Your instructions ->
Every entry below should be repeated exactly; the pictures should not.

Extracted entries ->
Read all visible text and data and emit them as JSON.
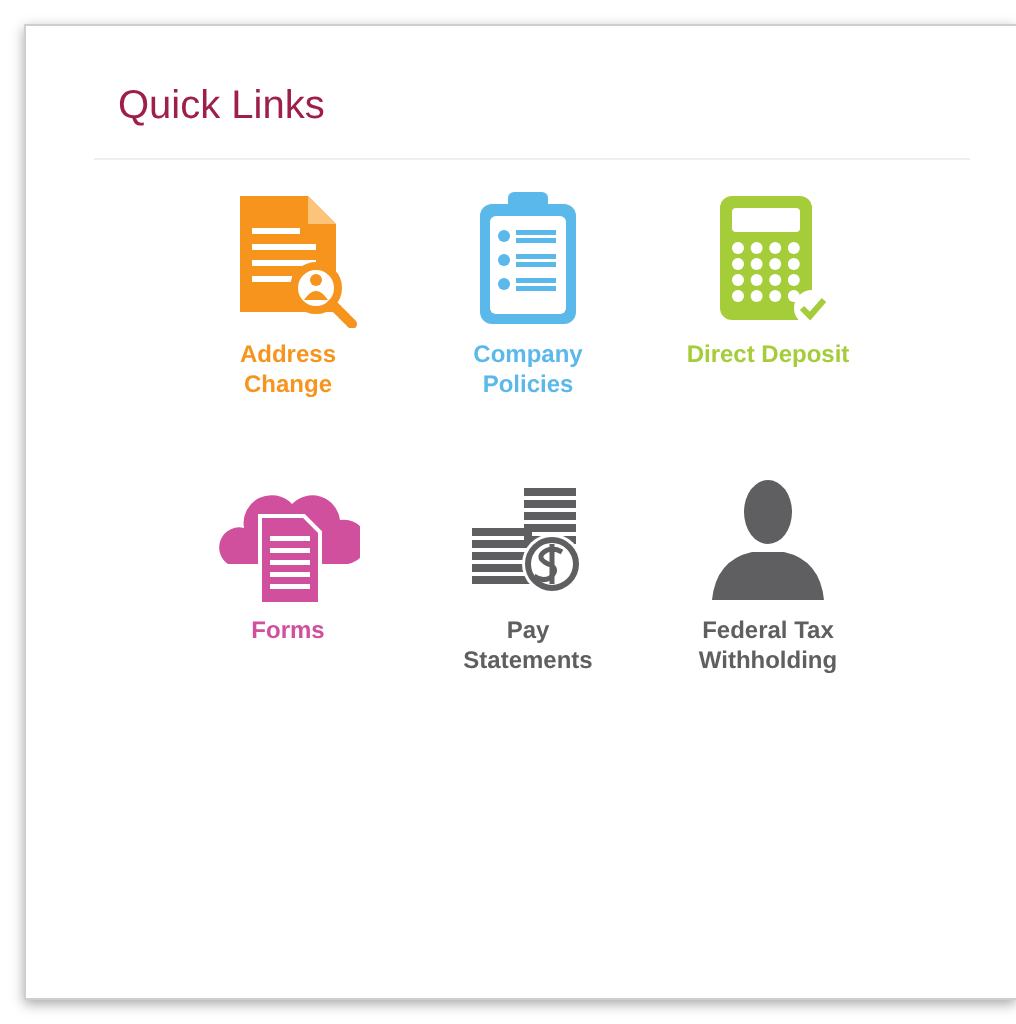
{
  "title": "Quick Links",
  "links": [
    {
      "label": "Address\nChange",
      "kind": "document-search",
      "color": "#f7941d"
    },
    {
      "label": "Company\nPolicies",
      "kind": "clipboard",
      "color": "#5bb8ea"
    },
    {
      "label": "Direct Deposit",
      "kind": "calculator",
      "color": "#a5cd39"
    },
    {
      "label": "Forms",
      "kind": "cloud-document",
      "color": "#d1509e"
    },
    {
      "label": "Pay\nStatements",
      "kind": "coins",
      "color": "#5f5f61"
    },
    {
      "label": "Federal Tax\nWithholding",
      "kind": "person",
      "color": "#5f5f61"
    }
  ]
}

Reply to the exercise ->
Read all visible text and data and emit them as JSON.
{
  "title": "Quick Links",
  "links": [
    {
      "label": "Address\nChange",
      "kind": "document-search",
      "color": "#f7941d"
    },
    {
      "label": "Company\nPolicies",
      "kind": "clipboard",
      "color": "#5bb8ea"
    },
    {
      "label": "Direct Deposit",
      "kind": "calculator",
      "color": "#a5cd39"
    },
    {
      "label": "Forms",
      "kind": "cloud-document",
      "color": "#d1509e"
    },
    {
      "label": "Pay\nStatements",
      "kind": "coins",
      "color": "#5f5f61"
    },
    {
      "label": "Federal Tax\nWithholding",
      "kind": "person",
      "color": "#5f5f61"
    }
  ]
}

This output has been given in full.